# [EXERCISE GOAL]
Restate the records that follow word for word; no pictures should appear.

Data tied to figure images
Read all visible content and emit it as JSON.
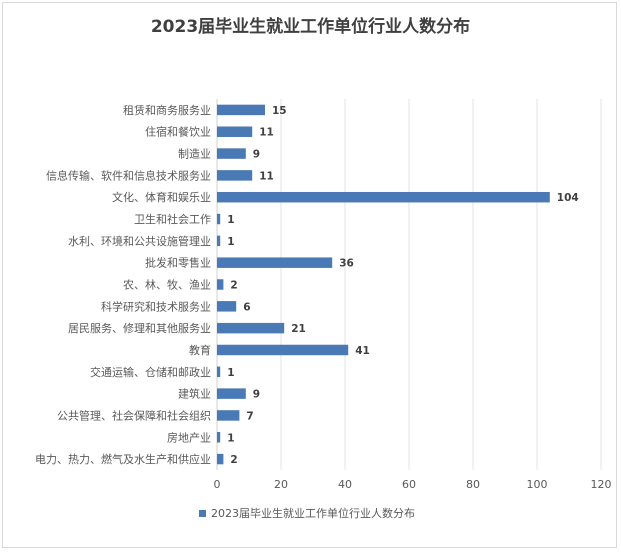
{
  "chart_data": {
    "type": "bar",
    "orientation": "horizontal",
    "title": "2023届毕业生就业工作单位行业人数分布",
    "categories": [
      "租赁和商务服务业",
      "住宿和餐饮业",
      "制造业",
      "信息传输、软件和信息技术服务业",
      "文化、体育和娱乐业",
      "卫生和社会工作",
      "水利、环境和公共设施管理业",
      "批发和零售业",
      "农、林、牧、渔业",
      "科学研究和技术服务业",
      "居民服务、修理和其他服务业",
      "教育",
      "交通运输、仓储和邮政业",
      "建筑业",
      "公共管理、社会保障和社会组织",
      "房地产业",
      "电力、热力、燃气及水生产和供应业"
    ],
    "series": [
      {
        "name": "2023届毕业生就业工作单位行业人数分布",
        "values": [
          15,
          11,
          9,
          11,
          104,
          1,
          1,
          36,
          2,
          6,
          21,
          41,
          1,
          9,
          7,
          1,
          2
        ]
      }
    ],
    "xlim": [
      0,
      120
    ],
    "xticks": [
      "0",
      "20",
      "40",
      "60",
      "80",
      "100",
      "120"
    ],
    "grid": true,
    "legend_position": "bottom",
    "bar_color": "#4a7ab5",
    "data_labels": true
  }
}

# [RIGHT ANSWER]
Read all visible content and emit it as JSON.
{
  "chart_data": {
    "type": "bar",
    "orientation": "horizontal",
    "title": "2023届毕业生就业工作单位行业人数分布",
    "categories": [
      "租赁和商务服务业",
      "住宿和餐饮业",
      "制造业",
      "信息传输、软件和信息技术服务业",
      "文化、体育和娱乐业",
      "卫生和社会工作",
      "水利、环境和公共设施管理业",
      "批发和零售业",
      "农、林、牧、渔业",
      "科学研究和技术服务业",
      "居民服务、修理和其他服务业",
      "教育",
      "交通运输、仓储和邮政业",
      "建筑业",
      "公共管理、社会保障和社会组织",
      "房地产业",
      "电力、热力、燃气及水生产和供应业"
    ],
    "series": [
      {
        "name": "2023届毕业生就业工作单位行业人数分布",
        "values": [
          15,
          11,
          9,
          11,
          104,
          1,
          1,
          36,
          2,
          6,
          21,
          41,
          1,
          9,
          7,
          1,
          2
        ]
      }
    ],
    "xlim": [
      0,
      120
    ],
    "xticks": [
      "0",
      "20",
      "40",
      "60",
      "80",
      "100",
      "120"
    ],
    "grid": true,
    "legend_position": "bottom",
    "bar_color": "#4a7ab5",
    "data_labels": true
  }
}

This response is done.